Data excerpts
* * * * * * * * *
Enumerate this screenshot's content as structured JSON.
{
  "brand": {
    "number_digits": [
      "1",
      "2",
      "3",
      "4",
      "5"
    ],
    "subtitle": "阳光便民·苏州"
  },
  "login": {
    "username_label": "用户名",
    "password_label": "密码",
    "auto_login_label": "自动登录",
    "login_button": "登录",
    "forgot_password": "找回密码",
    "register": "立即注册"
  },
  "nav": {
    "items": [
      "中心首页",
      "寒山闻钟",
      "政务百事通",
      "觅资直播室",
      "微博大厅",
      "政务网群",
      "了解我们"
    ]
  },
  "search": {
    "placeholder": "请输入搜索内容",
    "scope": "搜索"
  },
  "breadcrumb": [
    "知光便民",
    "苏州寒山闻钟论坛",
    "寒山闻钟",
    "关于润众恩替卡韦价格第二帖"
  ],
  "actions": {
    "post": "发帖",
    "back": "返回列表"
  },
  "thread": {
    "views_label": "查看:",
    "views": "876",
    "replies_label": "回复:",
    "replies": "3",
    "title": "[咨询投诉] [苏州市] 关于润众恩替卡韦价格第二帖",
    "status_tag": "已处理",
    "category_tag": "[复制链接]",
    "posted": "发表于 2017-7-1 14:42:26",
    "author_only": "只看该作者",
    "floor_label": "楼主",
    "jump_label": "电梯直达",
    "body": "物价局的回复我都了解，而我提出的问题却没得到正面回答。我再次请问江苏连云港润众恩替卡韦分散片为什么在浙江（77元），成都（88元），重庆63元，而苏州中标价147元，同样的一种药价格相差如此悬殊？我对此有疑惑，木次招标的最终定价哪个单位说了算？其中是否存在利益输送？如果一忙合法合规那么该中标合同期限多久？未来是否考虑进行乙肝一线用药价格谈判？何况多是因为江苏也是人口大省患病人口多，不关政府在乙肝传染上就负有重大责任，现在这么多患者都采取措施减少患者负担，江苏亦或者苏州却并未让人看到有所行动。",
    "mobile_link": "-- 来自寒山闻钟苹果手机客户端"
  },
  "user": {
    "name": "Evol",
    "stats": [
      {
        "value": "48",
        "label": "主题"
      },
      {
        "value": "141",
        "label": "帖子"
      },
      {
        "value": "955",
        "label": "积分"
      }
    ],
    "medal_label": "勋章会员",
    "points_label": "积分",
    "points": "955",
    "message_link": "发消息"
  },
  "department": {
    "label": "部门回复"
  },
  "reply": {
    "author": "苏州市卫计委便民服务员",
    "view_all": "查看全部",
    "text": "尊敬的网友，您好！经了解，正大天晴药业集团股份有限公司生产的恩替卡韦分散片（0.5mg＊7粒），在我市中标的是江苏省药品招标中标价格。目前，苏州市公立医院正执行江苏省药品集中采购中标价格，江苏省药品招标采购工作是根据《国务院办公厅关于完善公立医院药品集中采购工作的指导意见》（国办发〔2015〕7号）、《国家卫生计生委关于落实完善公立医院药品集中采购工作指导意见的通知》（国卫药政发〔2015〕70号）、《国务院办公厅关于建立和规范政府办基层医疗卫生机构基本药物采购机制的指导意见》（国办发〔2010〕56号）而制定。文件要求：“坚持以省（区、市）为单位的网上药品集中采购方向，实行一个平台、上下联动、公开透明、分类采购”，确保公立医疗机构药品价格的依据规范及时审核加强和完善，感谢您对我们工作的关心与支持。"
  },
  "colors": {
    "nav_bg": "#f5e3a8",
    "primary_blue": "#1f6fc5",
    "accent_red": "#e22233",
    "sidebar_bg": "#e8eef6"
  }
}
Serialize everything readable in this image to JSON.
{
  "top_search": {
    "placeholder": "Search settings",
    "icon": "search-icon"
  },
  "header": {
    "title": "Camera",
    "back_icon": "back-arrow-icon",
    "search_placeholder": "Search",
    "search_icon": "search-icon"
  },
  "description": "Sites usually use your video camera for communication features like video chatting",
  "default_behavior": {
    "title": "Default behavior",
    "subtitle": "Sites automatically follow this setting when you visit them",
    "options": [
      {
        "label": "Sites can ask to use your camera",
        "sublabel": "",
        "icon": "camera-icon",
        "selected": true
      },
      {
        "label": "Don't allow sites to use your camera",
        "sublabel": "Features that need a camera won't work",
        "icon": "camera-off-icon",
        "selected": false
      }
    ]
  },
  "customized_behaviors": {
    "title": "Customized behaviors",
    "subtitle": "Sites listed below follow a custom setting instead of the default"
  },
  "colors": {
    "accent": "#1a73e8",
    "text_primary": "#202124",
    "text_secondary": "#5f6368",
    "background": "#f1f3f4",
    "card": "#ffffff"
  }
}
* * * * * * * * *
**WORK TO DO:** How many of the lines in the listing above hold the word "icon"? Report only that figure.

**TASK ANSWER:** 5